● WORK INSTRUCTIONS:
Without the pictures, set down the records below word for word.

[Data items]
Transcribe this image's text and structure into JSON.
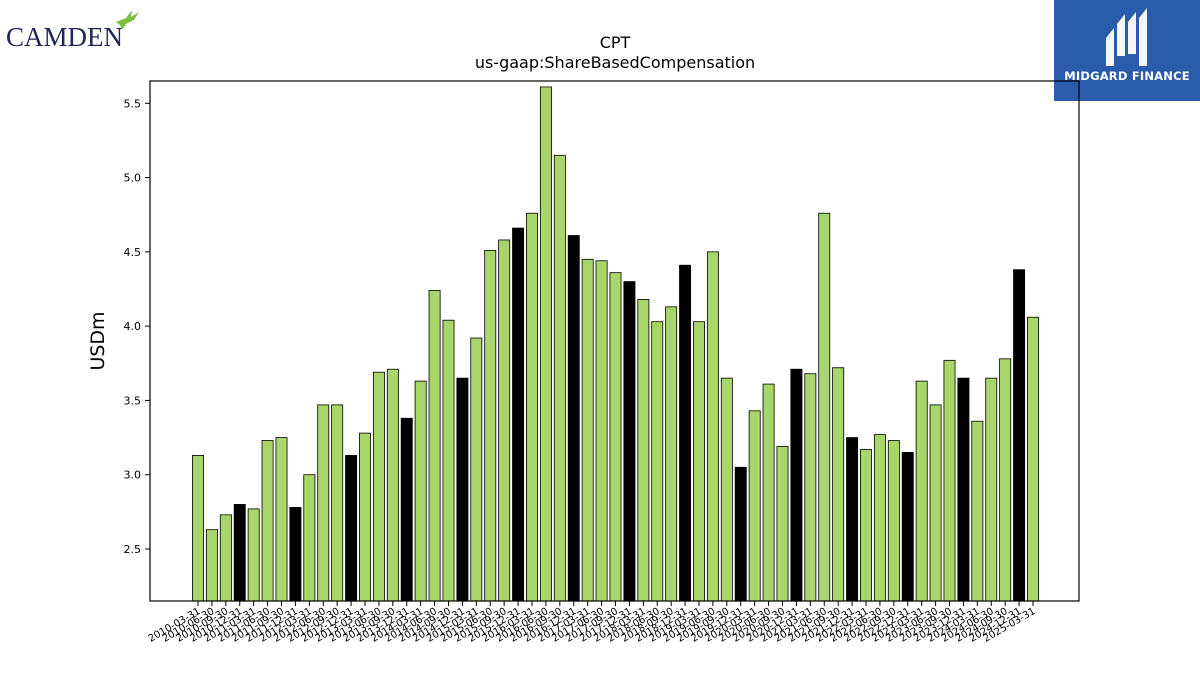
{
  "logos": {
    "camden": {
      "text": "CAMDEN"
    },
    "midgard": {
      "text": "MIDGARD FINANCE"
    }
  },
  "colors": {
    "bar_regular": "#a8d66a",
    "bar_highlight": "#000000",
    "bar_edge": "#000000",
    "midgard_blue": "#2b5bab",
    "camden_navy": "#23265a",
    "camden_green": "#7cc242"
  },
  "chart_data": {
    "type": "bar",
    "title": "CPT",
    "subtitle": "us-gaap:ShareBasedCompensation",
    "xlabel": "",
    "ylabel": "USDm",
    "ylim": [
      2.15,
      5.65
    ],
    "yticks": [
      2.5,
      3.0,
      3.5,
      4.0,
      4.5,
      5.0,
      5.5
    ],
    "ytick_labels": [
      "2.5",
      "3.0",
      "3.5",
      "4.0",
      "4.5",
      "5.0",
      "5.5"
    ],
    "grid": false,
    "categories": [
      "2010-03-31",
      "2010-06-30",
      "2010-09-30",
      "2010-12-31",
      "2011-03-31",
      "2011-06-30",
      "2011-09-30",
      "2011-12-31",
      "2012-03-31",
      "2012-06-30",
      "2012-09-30",
      "2012-12-31",
      "2013-03-31",
      "2013-06-30",
      "2013-09-30",
      "2013-12-31",
      "2014-03-31",
      "2014-06-30",
      "2014-09-30",
      "2014-12-31",
      "2015-03-31",
      "2015-06-30",
      "2015-09-30",
      "2015-12-31",
      "2016-03-31",
      "2016-06-30",
      "2016-09-30",
      "2016-12-31",
      "2017-03-31",
      "2017-06-30",
      "2017-09-30",
      "2017-12-31",
      "2018-03-31",
      "2018-06-30",
      "2018-09-30",
      "2018-12-31",
      "2019-03-31",
      "2019-06-30",
      "2019-09-30",
      "2019-12-31",
      "2020-03-31",
      "2020-06-30",
      "2020-09-30",
      "2020-12-31",
      "2021-03-31",
      "2021-06-30",
      "2021-09-30",
      "2021-12-31",
      "2022-03-31",
      "2022-06-30",
      "2022-09-30",
      "2022-12-31",
      "2023-03-31",
      "2023-06-30",
      "2023-09-30",
      "2023-12-31",
      "2024-03-31",
      "2024-06-30",
      "2024-09-30",
      "2024-12-31",
      "2025-03-31"
    ],
    "values": [
      3.13,
      2.63,
      2.73,
      2.8,
      2.77,
      3.23,
      3.25,
      2.78,
      3.0,
      3.47,
      3.47,
      3.13,
      3.28,
      3.69,
      3.71,
      3.38,
      3.63,
      4.24,
      4.04,
      3.65,
      3.92,
      4.51,
      4.58,
      4.66,
      4.76,
      5.61,
      5.15,
      4.61,
      4.45,
      4.44,
      4.36,
      4.3,
      4.18,
      4.03,
      4.13,
      4.41,
      4.03,
      4.5,
      3.65,
      3.05,
      3.43,
      3.61,
      3.19,
      3.71,
      3.68,
      4.76,
      3.72,
      3.25,
      3.17,
      3.27,
      3.23,
      3.15,
      3.63,
      3.47,
      3.77,
      3.65,
      3.36,
      3.65,
      3.78,
      4.38,
      4.06
    ],
    "highlighted_categories": [
      "2010-12-31",
      "2011-12-31",
      "2012-12-31",
      "2013-12-31",
      "2014-12-31",
      "2015-12-31",
      "2016-12-31",
      "2017-12-31",
      "2018-12-31",
      "2019-12-31",
      "2020-12-31",
      "2021-12-31",
      "2022-12-31",
      "2023-12-31",
      "2024-12-31"
    ]
  }
}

● TASK OUTPUT:
Transcribe this image's text and structure into JSON.
{
  "logos": {
    "camden": {
      "text": "CAMDEN"
    },
    "midgard": {
      "text": "MIDGARD FINANCE"
    }
  },
  "colors": {
    "bar_regular": "#a8d66a",
    "bar_highlight": "#000000",
    "bar_edge": "#000000",
    "midgard_blue": "#2b5bab",
    "camden_navy": "#23265a",
    "camden_green": "#7cc242"
  },
  "chart_data": {
    "type": "bar",
    "title": "CPT",
    "subtitle": "us-gaap:ShareBasedCompensation",
    "xlabel": "",
    "ylabel": "USDm",
    "ylim": [
      2.15,
      5.65
    ],
    "yticks": [
      2.5,
      3.0,
      3.5,
      4.0,
      4.5,
      5.0,
      5.5
    ],
    "ytick_labels": [
      "2.5",
      "3.0",
      "3.5",
      "4.0",
      "4.5",
      "5.0",
      "5.5"
    ],
    "grid": false,
    "categories": [
      "2010-03-31",
      "2010-06-30",
      "2010-09-30",
      "2010-12-31",
      "2011-03-31",
      "2011-06-30",
      "2011-09-30",
      "2011-12-31",
      "2012-03-31",
      "2012-06-30",
      "2012-09-30",
      "2012-12-31",
      "2013-03-31",
      "2013-06-30",
      "2013-09-30",
      "2013-12-31",
      "2014-03-31",
      "2014-06-30",
      "2014-09-30",
      "2014-12-31",
      "2015-03-31",
      "2015-06-30",
      "2015-09-30",
      "2015-12-31",
      "2016-03-31",
      "2016-06-30",
      "2016-09-30",
      "2016-12-31",
      "2017-03-31",
      "2017-06-30",
      "2017-09-30",
      "2017-12-31",
      "2018-03-31",
      "2018-06-30",
      "2018-09-30",
      "2018-12-31",
      "2019-03-31",
      "2019-06-30",
      "2019-09-30",
      "2019-12-31",
      "2020-03-31",
      "2020-06-30",
      "2020-09-30",
      "2020-12-31",
      "2021-03-31",
      "2021-06-30",
      "2021-09-30",
      "2021-12-31",
      "2022-03-31",
      "2022-06-30",
      "2022-09-30",
      "2022-12-31",
      "2023-03-31",
      "2023-06-30",
      "2023-09-30",
      "2023-12-31",
      "2024-03-31",
      "2024-06-30",
      "2024-09-30",
      "2024-12-31",
      "2025-03-31"
    ],
    "values": [
      3.13,
      2.63,
      2.73,
      2.8,
      2.77,
      3.23,
      3.25,
      2.78,
      3.0,
      3.47,
      3.47,
      3.13,
      3.28,
      3.69,
      3.71,
      3.38,
      3.63,
      4.24,
      4.04,
      3.65,
      3.92,
      4.51,
      4.58,
      4.66,
      4.76,
      5.61,
      5.15,
      4.61,
      4.45,
      4.44,
      4.36,
      4.3,
      4.18,
      4.03,
      4.13,
      4.41,
      4.03,
      4.5,
      3.65,
      3.05,
      3.43,
      3.61,
      3.19,
      3.71,
      3.68,
      4.76,
      3.72,
      3.25,
      3.17,
      3.27,
      3.23,
      3.15,
      3.63,
      3.47,
      3.77,
      3.65,
      3.36,
      3.65,
      3.78,
      4.38,
      4.06
    ],
    "highlighted_categories": [
      "2010-12-31",
      "2011-12-31",
      "2012-12-31",
      "2013-12-31",
      "2014-12-31",
      "2015-12-31",
      "2016-12-31",
      "2017-12-31",
      "2018-12-31",
      "2019-12-31",
      "2020-12-31",
      "2021-12-31",
      "2022-12-31",
      "2023-12-31",
      "2024-12-31"
    ]
  }
}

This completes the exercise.